▶ _Activity A_: In the IP-10 promoter abstract, rewrite the paragraph beginning "The transcriptional regulation of the murine IP-10 gene" as a shorter bulleted list that keeps its main findings.
▶ _Activity B_:
Answer these questions from the IP-10 promoter abstract.
(i) In which cell line were the reporter constructs transiently transfected?
(ii) How many bases long was the fragment containing the IP-10 ISRE that conferred IFNγ and LPS sensitivity on a heterologous promoter?
(iii) Elimination of which bases abolished sensitivity to LPS?
▶ _Activity C_: Translate this sentence from the IP-10 promoter abstract into Spanish: "IFNγ or LPS treatment induced sequence-specific binding activity for the ISRE and the two κB sites."

▶ _Text excerpt_:
________________

Cooperative interaction between interferon (IFN) stimulus response element and κB sequence motifs controls IFNγ- and lipopolysaccharide-stimulated transcription from the murine IP-10 promoter

Abstract

The transcriptional regulation of the murine IP-10 gene in lipopolysaccharide (LPS) or interferon γ (IFNγ)-treated macrophages was investigated by analysis of regions of the gene that flank the transcription start site. A series of sequence fragments were placed 5′ to the chloramphenicol acetyltransferase (CAT) reporter gene and ability to mediate transcription of CAT in response to IFNγ or LPS treatment was studied following transient transfection in the macrophage-like cell line RAW 264.7. Analysis of larger constructs identified a potential negative regulatory site for IFNγ response in the region between nucleotide positions -2002 and -930 and a positive regulator for LPS response in the region between bases -930 and -676. A 227-base fragment spanning positions -228 to -2 was the minimal sequence able to mediate LPS-and IFNγ-dependent transcription of CAT. Deletion of 24 bases, which included a highly conserved IFN stimulus response element (ISRE) from the -228 construct, abolished response to IFNγ. A 33-base fragment containing the IP-10 ISRE was able to confer both IFNγ and LPS sensitivity upon a heterologous promoter. The ability of LPS to stimulate CAT via the ISRE was apparently mediated by intermediate expression of endogenous IFNα/β. Elimination of bases -204 to -102 abolished sensitivity to LPS. This region contains two κB binding sites. Site-directed mutagenesis of key nucleotides in the ISRE and the two κB sites demonstrated that optimal response to IFNγ required both the ISRE and one of the two κB sites, whereas optimal response to LPS required either both κB sites or one κB site and the ISRE. IFNγ or LPS treatment induced sequence-specific binding activity for the ISRE and the two κB sites. These results indicate that the 230 nucleotides upstream from the transcription start site are important for transcriptional control of the IP-10 gene in response to IFNγ and LPS. The three defined regulatory elements function in distinct fashion for each of the two stimuli; optimal response to either IFNγ or LPS requires cooperation between at least two sites.

________________

▶ _Record set_:
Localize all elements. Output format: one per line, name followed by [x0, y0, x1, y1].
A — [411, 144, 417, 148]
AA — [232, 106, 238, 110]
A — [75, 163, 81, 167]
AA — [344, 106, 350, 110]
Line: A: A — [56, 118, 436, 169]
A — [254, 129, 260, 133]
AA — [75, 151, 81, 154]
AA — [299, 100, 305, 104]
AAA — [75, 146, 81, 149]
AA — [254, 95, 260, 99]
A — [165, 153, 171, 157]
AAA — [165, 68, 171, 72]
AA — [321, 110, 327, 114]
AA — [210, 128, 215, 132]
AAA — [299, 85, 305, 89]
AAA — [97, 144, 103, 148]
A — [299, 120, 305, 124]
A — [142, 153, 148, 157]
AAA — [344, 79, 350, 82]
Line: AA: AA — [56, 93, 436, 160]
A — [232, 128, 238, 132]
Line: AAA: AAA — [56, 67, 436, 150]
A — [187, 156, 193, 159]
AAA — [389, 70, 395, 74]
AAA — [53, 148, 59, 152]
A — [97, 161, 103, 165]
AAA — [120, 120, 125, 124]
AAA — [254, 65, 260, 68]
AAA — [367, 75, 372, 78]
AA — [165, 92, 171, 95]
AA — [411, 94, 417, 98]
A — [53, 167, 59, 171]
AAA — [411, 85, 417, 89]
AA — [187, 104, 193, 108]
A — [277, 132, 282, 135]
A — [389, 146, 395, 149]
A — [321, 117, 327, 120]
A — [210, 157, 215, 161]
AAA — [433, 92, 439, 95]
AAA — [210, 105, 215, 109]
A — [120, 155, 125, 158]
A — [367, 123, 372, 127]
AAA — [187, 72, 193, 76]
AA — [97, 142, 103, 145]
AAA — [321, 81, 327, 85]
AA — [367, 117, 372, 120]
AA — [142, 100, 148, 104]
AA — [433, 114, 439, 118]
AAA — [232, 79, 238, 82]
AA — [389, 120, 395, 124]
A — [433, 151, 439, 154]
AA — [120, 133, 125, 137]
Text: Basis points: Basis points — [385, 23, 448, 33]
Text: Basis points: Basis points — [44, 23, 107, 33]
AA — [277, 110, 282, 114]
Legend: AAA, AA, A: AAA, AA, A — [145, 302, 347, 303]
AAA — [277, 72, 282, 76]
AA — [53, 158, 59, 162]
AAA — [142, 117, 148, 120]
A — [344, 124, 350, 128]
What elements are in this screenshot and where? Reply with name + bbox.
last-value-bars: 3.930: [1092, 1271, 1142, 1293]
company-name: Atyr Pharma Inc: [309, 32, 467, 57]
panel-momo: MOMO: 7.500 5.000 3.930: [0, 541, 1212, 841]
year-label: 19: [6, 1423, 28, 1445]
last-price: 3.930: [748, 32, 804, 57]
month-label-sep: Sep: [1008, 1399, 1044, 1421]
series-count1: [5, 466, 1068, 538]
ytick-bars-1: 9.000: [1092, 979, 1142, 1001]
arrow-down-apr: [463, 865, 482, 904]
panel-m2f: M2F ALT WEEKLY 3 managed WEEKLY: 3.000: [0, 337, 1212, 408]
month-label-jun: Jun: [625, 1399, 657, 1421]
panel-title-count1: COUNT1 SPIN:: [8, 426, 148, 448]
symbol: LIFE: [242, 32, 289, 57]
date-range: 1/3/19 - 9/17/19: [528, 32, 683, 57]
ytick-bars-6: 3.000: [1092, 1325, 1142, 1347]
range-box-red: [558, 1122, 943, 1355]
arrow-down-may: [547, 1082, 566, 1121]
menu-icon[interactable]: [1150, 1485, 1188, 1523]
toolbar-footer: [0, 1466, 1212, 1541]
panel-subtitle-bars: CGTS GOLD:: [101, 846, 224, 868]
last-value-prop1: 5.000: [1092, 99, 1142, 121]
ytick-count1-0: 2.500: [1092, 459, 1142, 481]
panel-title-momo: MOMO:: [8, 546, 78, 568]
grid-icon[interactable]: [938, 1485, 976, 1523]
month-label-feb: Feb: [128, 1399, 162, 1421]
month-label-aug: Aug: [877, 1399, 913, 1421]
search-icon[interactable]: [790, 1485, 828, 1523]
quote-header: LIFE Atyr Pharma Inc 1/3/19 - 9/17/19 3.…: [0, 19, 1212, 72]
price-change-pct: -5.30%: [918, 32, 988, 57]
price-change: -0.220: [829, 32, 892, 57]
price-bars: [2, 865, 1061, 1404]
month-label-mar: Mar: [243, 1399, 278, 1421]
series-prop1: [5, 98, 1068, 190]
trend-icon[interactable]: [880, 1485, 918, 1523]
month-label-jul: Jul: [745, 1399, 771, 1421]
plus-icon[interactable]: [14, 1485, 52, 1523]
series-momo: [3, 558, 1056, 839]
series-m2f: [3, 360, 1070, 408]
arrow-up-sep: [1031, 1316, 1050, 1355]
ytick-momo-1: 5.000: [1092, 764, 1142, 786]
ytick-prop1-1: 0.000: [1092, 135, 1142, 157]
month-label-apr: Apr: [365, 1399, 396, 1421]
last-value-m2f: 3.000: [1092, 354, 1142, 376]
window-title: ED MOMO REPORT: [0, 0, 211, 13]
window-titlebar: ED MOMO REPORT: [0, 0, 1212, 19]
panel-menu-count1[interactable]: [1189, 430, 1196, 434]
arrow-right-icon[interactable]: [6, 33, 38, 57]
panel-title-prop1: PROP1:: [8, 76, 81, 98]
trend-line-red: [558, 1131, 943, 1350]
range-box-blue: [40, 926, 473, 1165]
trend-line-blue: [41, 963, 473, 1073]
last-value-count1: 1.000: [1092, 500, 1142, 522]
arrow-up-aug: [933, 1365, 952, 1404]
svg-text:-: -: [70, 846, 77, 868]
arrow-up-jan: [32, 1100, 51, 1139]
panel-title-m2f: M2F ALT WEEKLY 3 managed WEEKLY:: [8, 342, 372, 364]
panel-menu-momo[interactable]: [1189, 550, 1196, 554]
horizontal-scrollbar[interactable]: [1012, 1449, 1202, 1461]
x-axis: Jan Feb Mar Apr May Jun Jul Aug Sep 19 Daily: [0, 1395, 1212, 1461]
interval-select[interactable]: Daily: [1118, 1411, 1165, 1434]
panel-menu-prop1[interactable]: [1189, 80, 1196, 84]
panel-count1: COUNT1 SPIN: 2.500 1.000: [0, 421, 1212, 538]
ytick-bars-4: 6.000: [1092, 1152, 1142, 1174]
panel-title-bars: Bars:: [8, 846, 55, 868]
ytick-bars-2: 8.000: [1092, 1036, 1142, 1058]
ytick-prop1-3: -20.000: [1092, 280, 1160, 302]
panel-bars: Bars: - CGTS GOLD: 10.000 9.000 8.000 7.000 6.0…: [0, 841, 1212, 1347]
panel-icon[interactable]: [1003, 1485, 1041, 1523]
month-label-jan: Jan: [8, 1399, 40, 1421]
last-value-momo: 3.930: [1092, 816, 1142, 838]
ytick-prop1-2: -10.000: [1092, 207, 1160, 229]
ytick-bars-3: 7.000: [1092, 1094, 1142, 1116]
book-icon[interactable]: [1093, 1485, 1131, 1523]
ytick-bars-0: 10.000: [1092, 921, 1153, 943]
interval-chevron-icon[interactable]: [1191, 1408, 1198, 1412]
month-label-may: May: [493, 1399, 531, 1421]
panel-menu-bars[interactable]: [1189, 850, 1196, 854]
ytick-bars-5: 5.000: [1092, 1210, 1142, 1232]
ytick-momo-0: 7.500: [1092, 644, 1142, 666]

________________

▶ _Answer A_:
- The study examined how regions flanking the transcription start site of the murine IP-10 gene control its transcription in macrophages treated with LPS or IFNγ.
- Sequence fragments were placed 5′ to a CAT reporter gene and tested by transient transfection in the macrophage-like cell line RAW 264.7.
- In larger constructs:
  - The region from -2002 to -930 may hold a negative regulatory site for the IFNγ response.
  - The region from -930 to -676 may hold a positive regulator for the LPS response.
- A 227-base fragment (-228 to -2) was the minimal sequence that mediated both LPS- and IFNγ-dependent transcription.
- The ISRE:
  - Deleting 24 bases that included a highly conserved ISRE abolished the IFNγ response.
  - A 33-base fragment containing the ISRE gave a heterologous promoter sensitivity to both IFNγ and LPS.
  - LPS acted through the ISRE apparently via intermediate expression of endogenous IFNα/β.
- Removing bases -204 to -102, a region with two κB binding sites, abolished LPS sensitivity.
- Site-directed mutagenesis showed the following requirements:
  - Optimal IFNγ response needed the ISRE plus one κB site.
  - Optimal LPS response needed either both κB sites or one κB site plus the ISRE.
- IFNγ or LPS treatment induced sequence-specific binding activity for the ISRE and both κB sites.
- The 230 nucleotides upstream of the start site are key to IFNγ and LPS control. The three elements act differently for each stimulus, and an optimal response to either requires cooperation between at least two sites.

▶ _Answer B_:
(i) RAW 264.7, a macrophage-like cell line.
(ii) 33 bases.
(iii) Bases -204 to -102.

▶ _Answer C_: El tratamiento con IFNγ o LPS indujo actividad de unión específica de secuencia para el ISRE y los dos sitios κB.